**Work instructions:** List each line of the data that holds the word "November".

**Raw data:**
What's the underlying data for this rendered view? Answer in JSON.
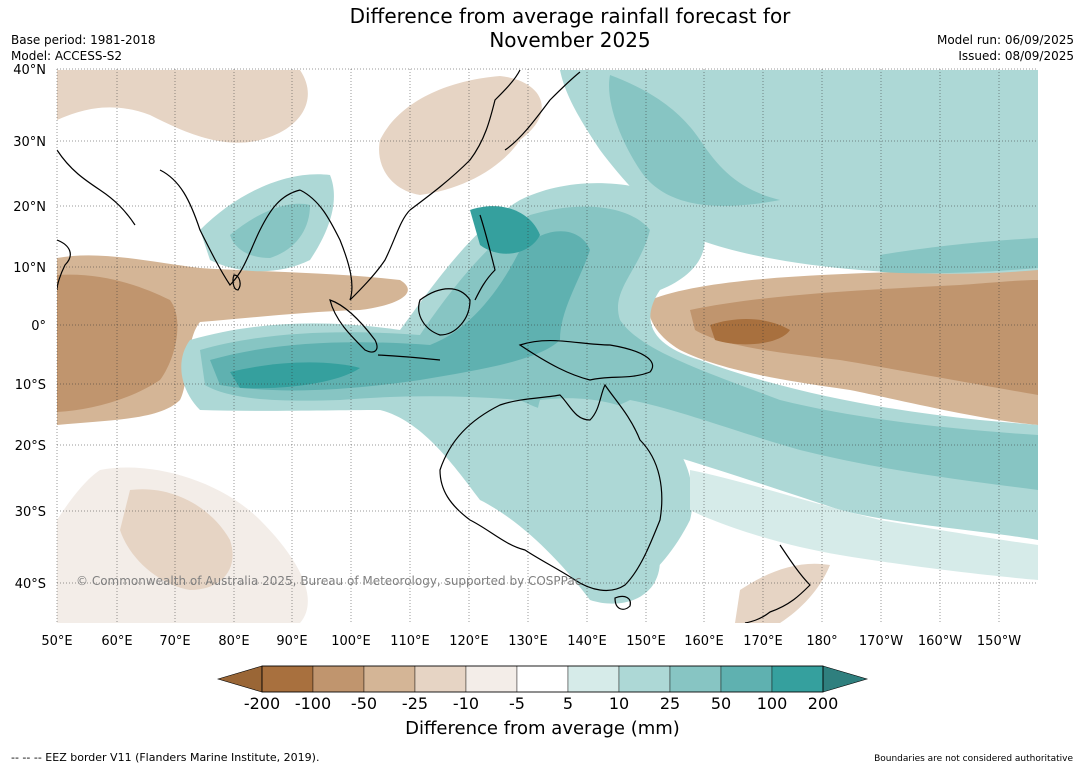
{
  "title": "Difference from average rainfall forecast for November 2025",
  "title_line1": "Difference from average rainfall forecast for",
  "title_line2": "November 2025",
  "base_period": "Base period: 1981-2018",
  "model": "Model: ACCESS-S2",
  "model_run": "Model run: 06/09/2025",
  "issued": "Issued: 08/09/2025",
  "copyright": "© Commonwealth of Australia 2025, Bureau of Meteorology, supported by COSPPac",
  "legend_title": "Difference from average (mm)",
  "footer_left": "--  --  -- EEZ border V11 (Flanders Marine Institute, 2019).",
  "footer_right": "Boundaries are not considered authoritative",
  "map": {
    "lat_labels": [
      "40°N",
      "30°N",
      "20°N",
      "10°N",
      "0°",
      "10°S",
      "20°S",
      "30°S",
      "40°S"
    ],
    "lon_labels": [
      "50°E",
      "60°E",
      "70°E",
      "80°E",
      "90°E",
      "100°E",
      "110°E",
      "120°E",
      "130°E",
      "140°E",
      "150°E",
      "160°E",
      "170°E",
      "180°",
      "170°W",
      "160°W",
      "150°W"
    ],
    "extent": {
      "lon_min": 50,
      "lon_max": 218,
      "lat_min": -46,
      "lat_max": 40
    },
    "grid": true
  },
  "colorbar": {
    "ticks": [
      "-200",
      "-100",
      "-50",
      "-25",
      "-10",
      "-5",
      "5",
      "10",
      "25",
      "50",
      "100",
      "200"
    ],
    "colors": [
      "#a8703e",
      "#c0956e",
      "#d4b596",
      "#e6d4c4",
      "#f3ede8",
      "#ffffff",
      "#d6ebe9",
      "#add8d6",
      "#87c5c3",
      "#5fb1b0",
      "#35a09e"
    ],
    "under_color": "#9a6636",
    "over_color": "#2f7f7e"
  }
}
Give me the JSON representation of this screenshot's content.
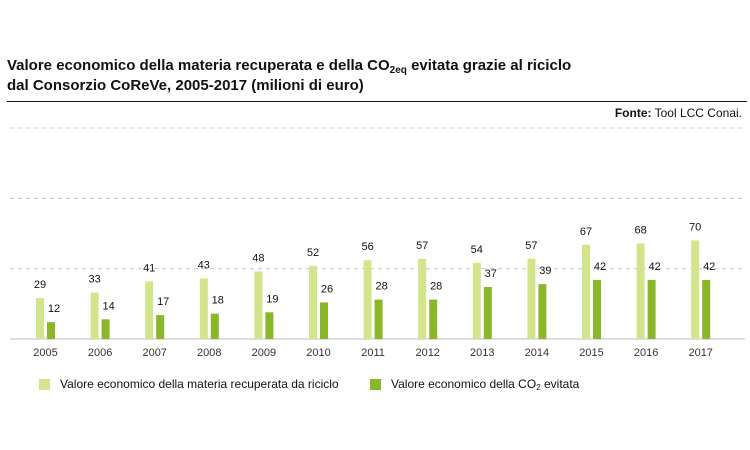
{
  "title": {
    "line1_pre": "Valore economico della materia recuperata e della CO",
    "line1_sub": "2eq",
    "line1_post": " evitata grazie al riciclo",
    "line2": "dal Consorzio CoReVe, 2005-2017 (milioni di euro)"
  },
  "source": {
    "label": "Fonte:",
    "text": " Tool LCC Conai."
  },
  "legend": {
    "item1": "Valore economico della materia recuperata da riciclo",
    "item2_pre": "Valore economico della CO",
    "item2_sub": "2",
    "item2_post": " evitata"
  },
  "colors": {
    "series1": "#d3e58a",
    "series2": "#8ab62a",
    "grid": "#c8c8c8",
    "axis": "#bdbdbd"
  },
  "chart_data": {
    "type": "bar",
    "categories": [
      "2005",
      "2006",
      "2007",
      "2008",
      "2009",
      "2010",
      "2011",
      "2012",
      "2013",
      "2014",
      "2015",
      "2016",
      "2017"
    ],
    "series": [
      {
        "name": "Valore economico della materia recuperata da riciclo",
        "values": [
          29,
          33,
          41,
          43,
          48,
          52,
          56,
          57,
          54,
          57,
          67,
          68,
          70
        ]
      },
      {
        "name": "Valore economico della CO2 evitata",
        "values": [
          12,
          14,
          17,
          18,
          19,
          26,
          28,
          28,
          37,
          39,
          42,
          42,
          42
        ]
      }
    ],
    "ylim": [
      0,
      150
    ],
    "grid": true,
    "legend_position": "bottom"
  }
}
* * *
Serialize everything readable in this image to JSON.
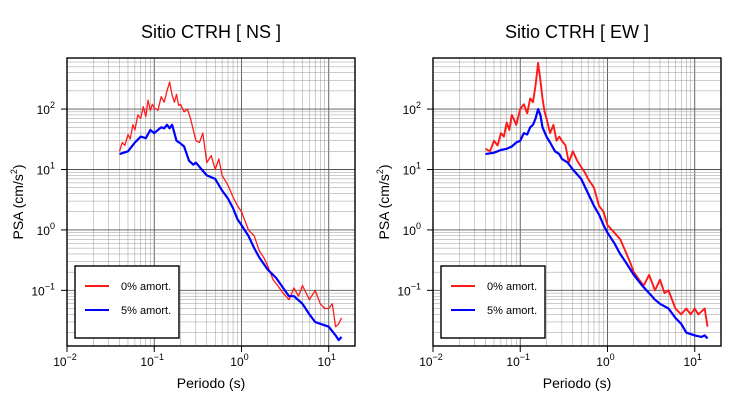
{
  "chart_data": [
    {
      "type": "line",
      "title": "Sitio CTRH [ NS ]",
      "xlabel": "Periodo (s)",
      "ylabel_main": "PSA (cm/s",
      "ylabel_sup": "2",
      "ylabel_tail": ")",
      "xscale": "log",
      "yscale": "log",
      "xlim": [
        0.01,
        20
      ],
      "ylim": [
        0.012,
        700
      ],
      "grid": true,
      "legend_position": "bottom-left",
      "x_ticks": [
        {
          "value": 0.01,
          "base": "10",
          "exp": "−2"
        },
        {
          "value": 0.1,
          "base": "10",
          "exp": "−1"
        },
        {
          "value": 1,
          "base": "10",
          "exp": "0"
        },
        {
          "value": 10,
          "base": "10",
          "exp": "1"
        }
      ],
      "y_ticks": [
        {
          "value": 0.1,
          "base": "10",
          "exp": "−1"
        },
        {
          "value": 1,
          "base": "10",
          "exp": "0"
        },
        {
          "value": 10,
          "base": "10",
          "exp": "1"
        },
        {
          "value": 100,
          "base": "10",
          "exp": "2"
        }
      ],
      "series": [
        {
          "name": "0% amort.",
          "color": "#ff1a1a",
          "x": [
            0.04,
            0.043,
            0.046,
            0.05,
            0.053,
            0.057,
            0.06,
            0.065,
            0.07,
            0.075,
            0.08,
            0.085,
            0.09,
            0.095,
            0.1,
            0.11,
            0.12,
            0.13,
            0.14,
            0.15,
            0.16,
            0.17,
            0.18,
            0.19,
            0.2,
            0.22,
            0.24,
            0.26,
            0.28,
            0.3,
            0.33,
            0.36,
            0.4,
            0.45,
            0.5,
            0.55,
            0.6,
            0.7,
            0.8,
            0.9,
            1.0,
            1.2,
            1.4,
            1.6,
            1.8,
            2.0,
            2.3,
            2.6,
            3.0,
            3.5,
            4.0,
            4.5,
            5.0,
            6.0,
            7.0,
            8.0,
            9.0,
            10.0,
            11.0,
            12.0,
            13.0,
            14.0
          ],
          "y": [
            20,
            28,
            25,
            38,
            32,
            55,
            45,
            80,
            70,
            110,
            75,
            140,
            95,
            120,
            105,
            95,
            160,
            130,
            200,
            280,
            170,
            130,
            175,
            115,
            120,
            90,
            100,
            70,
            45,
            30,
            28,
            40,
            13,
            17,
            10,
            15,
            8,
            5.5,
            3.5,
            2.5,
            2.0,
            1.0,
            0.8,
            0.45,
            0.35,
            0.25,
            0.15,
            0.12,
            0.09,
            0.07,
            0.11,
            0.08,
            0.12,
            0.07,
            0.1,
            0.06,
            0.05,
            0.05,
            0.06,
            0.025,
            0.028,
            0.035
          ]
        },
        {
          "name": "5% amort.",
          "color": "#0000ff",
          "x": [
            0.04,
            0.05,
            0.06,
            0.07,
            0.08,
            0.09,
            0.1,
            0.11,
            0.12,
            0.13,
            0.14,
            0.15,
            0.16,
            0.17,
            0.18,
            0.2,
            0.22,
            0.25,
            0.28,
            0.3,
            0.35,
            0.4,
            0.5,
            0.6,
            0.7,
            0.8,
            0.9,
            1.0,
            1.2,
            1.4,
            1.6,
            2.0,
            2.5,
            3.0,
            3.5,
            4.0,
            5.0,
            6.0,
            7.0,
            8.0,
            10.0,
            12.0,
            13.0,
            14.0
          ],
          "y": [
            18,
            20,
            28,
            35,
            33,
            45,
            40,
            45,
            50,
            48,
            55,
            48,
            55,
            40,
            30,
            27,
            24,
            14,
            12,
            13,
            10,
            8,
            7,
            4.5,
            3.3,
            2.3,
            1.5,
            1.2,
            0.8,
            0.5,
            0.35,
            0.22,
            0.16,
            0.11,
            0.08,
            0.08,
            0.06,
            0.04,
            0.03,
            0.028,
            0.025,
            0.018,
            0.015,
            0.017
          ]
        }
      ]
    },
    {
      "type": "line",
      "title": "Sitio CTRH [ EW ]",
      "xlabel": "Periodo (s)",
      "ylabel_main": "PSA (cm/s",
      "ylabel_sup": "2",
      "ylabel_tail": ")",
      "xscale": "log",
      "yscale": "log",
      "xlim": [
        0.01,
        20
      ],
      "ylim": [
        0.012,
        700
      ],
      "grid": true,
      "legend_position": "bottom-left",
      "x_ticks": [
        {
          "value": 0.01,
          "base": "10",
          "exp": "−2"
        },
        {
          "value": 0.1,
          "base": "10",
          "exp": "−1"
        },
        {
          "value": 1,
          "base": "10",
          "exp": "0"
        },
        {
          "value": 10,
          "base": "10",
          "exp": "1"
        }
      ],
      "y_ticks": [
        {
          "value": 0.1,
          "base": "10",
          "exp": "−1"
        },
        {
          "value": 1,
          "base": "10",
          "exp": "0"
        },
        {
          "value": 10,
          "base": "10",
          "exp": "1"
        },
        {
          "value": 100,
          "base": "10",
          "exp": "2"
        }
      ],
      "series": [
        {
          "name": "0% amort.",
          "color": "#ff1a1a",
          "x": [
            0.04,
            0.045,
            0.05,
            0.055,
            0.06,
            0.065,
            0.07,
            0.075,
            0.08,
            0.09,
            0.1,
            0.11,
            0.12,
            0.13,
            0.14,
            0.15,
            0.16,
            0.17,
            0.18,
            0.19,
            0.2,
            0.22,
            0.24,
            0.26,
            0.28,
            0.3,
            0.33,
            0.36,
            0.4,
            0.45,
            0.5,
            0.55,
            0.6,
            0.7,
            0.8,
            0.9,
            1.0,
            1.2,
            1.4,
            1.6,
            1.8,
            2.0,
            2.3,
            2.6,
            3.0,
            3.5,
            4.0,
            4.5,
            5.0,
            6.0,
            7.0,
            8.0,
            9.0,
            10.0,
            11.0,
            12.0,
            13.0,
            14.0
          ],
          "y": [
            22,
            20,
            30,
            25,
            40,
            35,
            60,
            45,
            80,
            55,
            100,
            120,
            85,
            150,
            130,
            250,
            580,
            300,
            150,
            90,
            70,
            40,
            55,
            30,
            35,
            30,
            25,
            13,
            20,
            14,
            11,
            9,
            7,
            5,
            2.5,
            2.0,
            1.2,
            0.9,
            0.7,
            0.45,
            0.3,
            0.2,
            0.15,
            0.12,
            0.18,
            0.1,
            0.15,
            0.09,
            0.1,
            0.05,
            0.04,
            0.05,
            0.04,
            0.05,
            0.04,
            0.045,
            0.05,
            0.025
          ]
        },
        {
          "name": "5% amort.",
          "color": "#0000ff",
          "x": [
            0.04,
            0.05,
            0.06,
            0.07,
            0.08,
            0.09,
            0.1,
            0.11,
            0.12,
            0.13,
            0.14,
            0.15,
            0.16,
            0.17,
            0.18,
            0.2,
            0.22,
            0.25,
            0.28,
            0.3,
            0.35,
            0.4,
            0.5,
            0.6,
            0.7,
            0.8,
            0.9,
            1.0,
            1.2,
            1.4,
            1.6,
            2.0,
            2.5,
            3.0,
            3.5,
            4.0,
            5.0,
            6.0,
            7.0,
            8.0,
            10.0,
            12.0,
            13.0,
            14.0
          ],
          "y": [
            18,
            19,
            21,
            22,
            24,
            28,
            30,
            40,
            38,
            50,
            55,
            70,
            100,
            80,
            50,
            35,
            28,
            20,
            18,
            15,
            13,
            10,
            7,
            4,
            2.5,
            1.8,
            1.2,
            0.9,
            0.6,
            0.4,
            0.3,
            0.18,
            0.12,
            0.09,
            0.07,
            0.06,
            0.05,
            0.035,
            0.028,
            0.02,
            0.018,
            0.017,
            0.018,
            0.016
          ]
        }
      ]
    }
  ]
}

**Reply:**
  "title": "Difference from average rainfall forecast for November 2025",
  "title_line2": "November 2025",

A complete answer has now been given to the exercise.